→ DATASET CONTENT:
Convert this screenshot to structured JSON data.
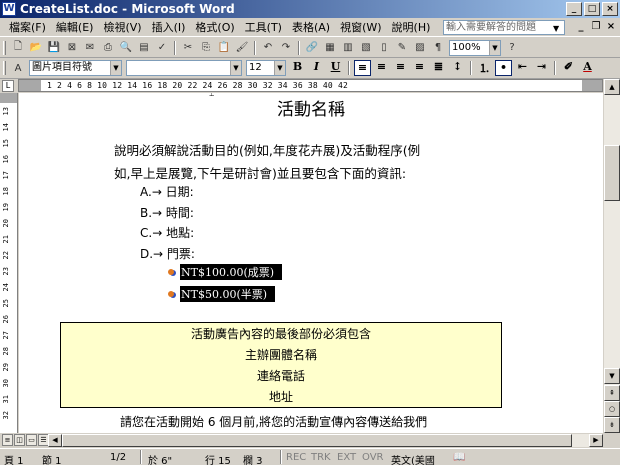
{
  "window": {
    "title": "CreateList.doc - Microsoft Word",
    "minimize": "_",
    "maximize": "□",
    "close": "×"
  },
  "menu": {
    "items": [
      "檔案(F)",
      "編輯(E)",
      "檢視(V)",
      "插入(I)",
      "格式(O)",
      "工具(T)",
      "表格(A)",
      "視窗(W)",
      "說明(H)"
    ],
    "help_placeholder": "輸入需要解答的問題"
  },
  "toolbar": {
    "zoom": "100%",
    "style": "圖片項目符號",
    "font": "",
    "size": "12"
  },
  "ruler": {
    "numbers": "1 2 4 6 8 10 12 14 16 18 20 22 24 26 28 30 32 34 36 38 40 42"
  },
  "vruler": {
    "numbers": [
      "13",
      "14",
      "15",
      "16",
      "17",
      "18",
      "19",
      "20",
      "21",
      "22",
      "23",
      "24",
      "25",
      "26",
      "27",
      "28",
      "29",
      "30",
      "31",
      "32",
      "33"
    ]
  },
  "document": {
    "title": "活動名稱",
    "para1_line1": "說明必須解說活動目的(例如,年度花卉展)及活動程序(例",
    "para1_line2": "如,早上是展覽,下午是研討會)並且要包含下面的資訊:",
    "list": [
      "A.→ 日期:",
      "B.→ 時間:",
      "C.→ 地點:",
      "D.→ 門票:"
    ],
    "sublist": [
      "NT$100.00(成票)",
      "NT$50.00(半票)"
    ],
    "textbox": [
      "活動廣告內容的最後部份必須包含",
      "主辦團體名稱",
      "連絡電話",
      "地址"
    ],
    "last_line": "請您在活動開始 6 個月前,將您的活動宣傳內容傳送給我們"
  },
  "status": {
    "page": "頁 1",
    "section": "節 1",
    "pages": "1/2",
    "at": "於 6\"",
    "line": "行 15",
    "col": "欄 3",
    "rec": "REC",
    "trk": "TRK",
    "ext": "EXT",
    "ovr": "OVR",
    "lang": "英文(美國"
  }
}
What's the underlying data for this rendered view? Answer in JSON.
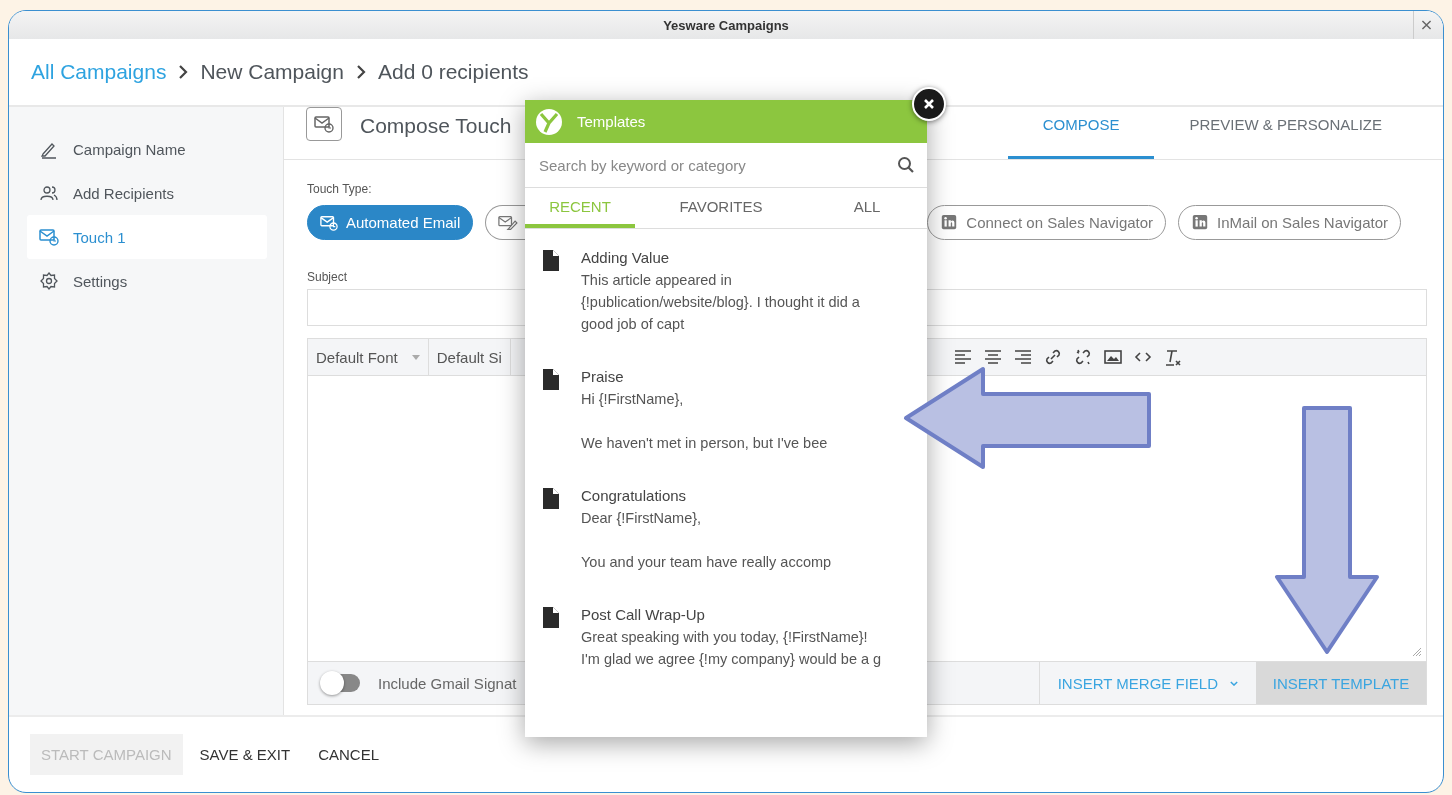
{
  "window": {
    "title": "Yesware Campaigns"
  },
  "breadcrumb": [
    {
      "label": "All Campaigns",
      "kind": "link"
    },
    {
      "label": "New Campaign",
      "kind": "text"
    },
    {
      "label": "Add 0 recipients",
      "kind": "text"
    }
  ],
  "sidebar": {
    "items": [
      {
        "label": "Campaign Name",
        "kind": "pencil",
        "selected": false
      },
      {
        "label": "Add Recipients",
        "kind": "people",
        "selected": false
      },
      {
        "label": "Touch 1",
        "kind": "mail",
        "selected": true
      },
      {
        "label": "Settings",
        "kind": "gear",
        "selected": false
      }
    ]
  },
  "compose": {
    "title": "Compose Touch",
    "tabs": [
      {
        "label": "COMPOSE",
        "selected": true
      },
      {
        "label": "PREVIEW & PERSONALIZE",
        "selected": false
      }
    ]
  },
  "touch_type": {
    "label": "Touch Type:",
    "options": [
      {
        "label": "Automated Email",
        "kind": "mail",
        "selected": true
      },
      {
        "kind": "mail-edit",
        "selected": false
      },
      {
        "label": "Connect on Sales Navigator",
        "kind": "linkedin",
        "selected": false
      },
      {
        "label": "InMail on Sales Navigator",
        "kind": "linkedin",
        "selected": false
      }
    ]
  },
  "subject": {
    "label": "Subject"
  },
  "editor": {
    "font": "Default Font",
    "size": "Default Si",
    "signature": {
      "label": "Include Gmail Signat",
      "on": false
    },
    "merge_field": "INSERT MERGE FIELD",
    "insert_template": "INSERT TEMPLATE"
  },
  "actions": [
    {
      "label": "START CAMPAIGN",
      "disabled": true
    },
    {
      "label": "SAVE & EXIT",
      "disabled": false
    },
    {
      "label": "CANCEL",
      "disabled": false
    }
  ],
  "templates": {
    "title": "Templates",
    "search": {
      "placeholder": "Search by keyword or category"
    },
    "tabs": [
      {
        "label": "RECENT",
        "selected": true
      },
      {
        "label": "FAVORITES",
        "selected": false
      },
      {
        "label": "ALL",
        "selected": false
      }
    ],
    "items": [
      {
        "title": "Adding Value",
        "body": "This article appeared in\n{!publication/website/blog}. I thought it did a\ngood job of capt"
      },
      {
        "title": "Praise",
        "body": "Hi {!FirstName},\n\nWe haven't met in person, but I've bee"
      },
      {
        "title": "Congratulations",
        "body": "Dear {!FirstName},\n\nYou and your team have really accomp"
      },
      {
        "title": "Post Call Wrap-Up",
        "body": "Great speaking with you today, {!FirstName}!\nI'm glad we agree {!my company} would be a g"
      }
    ]
  },
  "annotations": [
    {
      "kind": "left"
    },
    {
      "kind": "down"
    }
  ]
}
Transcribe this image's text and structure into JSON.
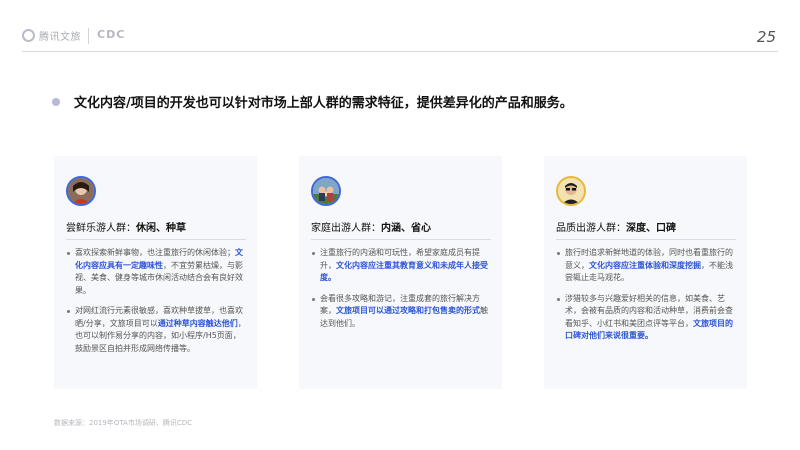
{
  "header": {
    "brand_tencent": "腾讯文旅",
    "brand_cdc": "CDC",
    "page_number": "25"
  },
  "headline": "文化内容/项目的开发也可以针对市场上部人群的需求特征，提供差异化的产品和服务。",
  "cards": [
    {
      "title_prefix": "尝鲜乐游人群：",
      "title_highlight": "休闲、种草",
      "bullets": [
        {
          "t1": "喜欢探索新鲜事物，也注重旅行的休闲体验；",
          "blue": "文化内容应具有一定趣味性",
          "t2": "，不宜劳累枯燥，与影视、美食、健身等城市休闲活动结合会有良好效果。"
        },
        {
          "t1": "对网红流行元素很敏感，喜欢种草拔草，也喜欢晒/分享，文旅项目可以",
          "blue": "通过种草内容触达他们",
          "t2": "，也可以制作易分享的内容，如小程序/H5页面，鼓励景区自拍并形成网络传播等。"
        }
      ]
    },
    {
      "title_prefix": "家庭出游人群：",
      "title_highlight": "内涵、省心",
      "bullets": [
        {
          "t1": "注重旅行的内涵和可玩性，希望家庭成员有提升，",
          "blue": "文化内容应注重其教育意义和未成年人接受度。",
          "t2": ""
        },
        {
          "t1": "会看很多攻略和游记，注重成套的旅行解决方案，",
          "blue": "文旅项目可以通过攻略和打包售卖的形式",
          "t2": "触达到他们。"
        }
      ]
    },
    {
      "title_prefix": "品质出游人群：",
      "title_highlight": "深度、口碑",
      "bullets": [
        {
          "t1": "旅行时追求新鲜地道的体验，同时也看重旅行的意义，",
          "blue": "文化内容应注重体验和深度挖掘",
          "t2": "，不能浅尝辄止走马观花。"
        },
        {
          "t1": "涉猎较多与兴趣爱好相关的信息，如美食、艺术，会被有品质的内容和活动种草，消费前会查看知乎、小红书和美团点评等平台，",
          "blue": "文旅项目的口碑对他们来说很重要。",
          "t2": ""
        }
      ]
    }
  ],
  "source": "数据来源：2019年OTA市场调研、腾讯CDC",
  "colors": {
    "accent_blue": "#2d55d6",
    "card_bg": "#f7f8fb",
    "bullet_dot": "#b5bbd6"
  }
}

→ WHAT IS BEING ASKED: In the listing, find every line containing the word "JSON" and list it.

→ PROBLEM SOLUTION:
Convert this screenshot to structured JSON data.
What's the underlying data for this rendered view? Answer in JSON.
Transcribe this image's text and structure into JSON.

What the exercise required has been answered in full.